### Exercise aim
Print the listing below in its entirety, character for character.
┌────────
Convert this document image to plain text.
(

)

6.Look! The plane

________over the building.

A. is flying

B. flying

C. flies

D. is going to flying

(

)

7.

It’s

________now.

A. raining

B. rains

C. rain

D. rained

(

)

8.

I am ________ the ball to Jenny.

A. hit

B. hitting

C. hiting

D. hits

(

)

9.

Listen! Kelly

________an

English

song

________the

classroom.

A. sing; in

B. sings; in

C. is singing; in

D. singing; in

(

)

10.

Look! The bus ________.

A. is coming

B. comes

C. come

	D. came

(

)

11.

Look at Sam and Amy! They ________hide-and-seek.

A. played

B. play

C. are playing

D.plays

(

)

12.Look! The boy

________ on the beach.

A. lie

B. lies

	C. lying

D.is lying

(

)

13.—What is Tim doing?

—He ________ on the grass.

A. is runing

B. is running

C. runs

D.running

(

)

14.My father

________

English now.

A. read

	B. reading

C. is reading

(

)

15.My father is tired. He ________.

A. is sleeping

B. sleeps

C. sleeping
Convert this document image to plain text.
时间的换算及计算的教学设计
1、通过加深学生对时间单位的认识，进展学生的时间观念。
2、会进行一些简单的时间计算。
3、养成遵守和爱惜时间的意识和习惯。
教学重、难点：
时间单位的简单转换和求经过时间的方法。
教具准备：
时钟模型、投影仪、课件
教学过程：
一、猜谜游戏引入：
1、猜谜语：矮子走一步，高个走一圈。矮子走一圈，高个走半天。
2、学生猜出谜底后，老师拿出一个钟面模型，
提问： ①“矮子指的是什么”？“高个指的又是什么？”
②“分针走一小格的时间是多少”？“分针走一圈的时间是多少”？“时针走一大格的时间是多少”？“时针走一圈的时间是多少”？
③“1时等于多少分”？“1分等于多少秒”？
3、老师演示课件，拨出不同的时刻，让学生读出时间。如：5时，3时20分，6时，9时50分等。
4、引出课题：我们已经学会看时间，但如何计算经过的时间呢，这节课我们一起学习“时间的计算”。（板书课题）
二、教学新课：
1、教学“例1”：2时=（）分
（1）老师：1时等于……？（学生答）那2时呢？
└────────
### Written answer
Convert this document image to plain text.
(

)

6.Look! The plane

________over the building.

A. is flying

B. flying

C. flies

D. is going to flying

(

)

7.

It’s

________now.

A. raining

B. rains

C. rain

D. rained

(

)

8.

I am ________ the ball to Jenny.

A. hit

B. hitting

C. hiting

D. hits

(

)

9.

Listen! Kelly

________an

English

song

________the

classroom.

A. sing; in

B. sings; in

C. is singing; in

D. singing; in

(

)

10.

Look! The bus ________.

A. is coming

B. comes

C. come

	D. came

(

)

11.

Look at Sam and Amy! They ________hide-and-seek.

A. played

B. play

C. are playing

D.plays

(

)

12.Look! The boy

________ on the beach.

A. lie

B. lies

	C. lying

D.is lying

(

)

13.—What is Tim doing?

—He ________ on the grass.

A. is runing

B. is running

C. runs

D.running

(

)

14.My father

________

English now.

A. read

	B. reading

C. is reading

(

)

15.My father is tired. He ________.

A. is sleeping

B. sleeps

C. sleeping
Convert this document image to plain text.
时间的换算及计算的教学设计
1、通过加深学生对时间单位的认识，进展学生的时间观念。
2、会进行一些简单的时间计算。
3、养成遵守和爱惜时间的意识和习惯。
教学重、难点：
时间单位的简单转换和求经过时间的方法。
教具准备：
时钟模型、投影仪、课件
教学过程：
一、猜谜游戏引入：
1、猜谜语：矮子走一步，高个走一圈。矮子走一圈，高个走半天。
2、学生猜出谜底后，老师拿出一个钟面模型，
提问： ①“矮子指的是什么”？“高个指的又是什么？”
②“分针走一小格的时间是多少”？“分针走一圈的时间是多少”？“时针走一大格的时间是多少”？“时针走一圈的时间是多少”？
③“1时等于多少分”？“1分等于多少秒”？
3、老师演示课件，拨出不同的时刻，让学生读出时间。如：5时，3时20分，6时，9时50分等。
4、引出课题：我们已经学会看时间，但如何计算经过的时间呢，这节课我们一起学习“时间的计算”。（板书课题）
二、教学新课：
1、教学“例1”：2时=（）分
（1）老师：1时等于……？（学生答）那2时呢？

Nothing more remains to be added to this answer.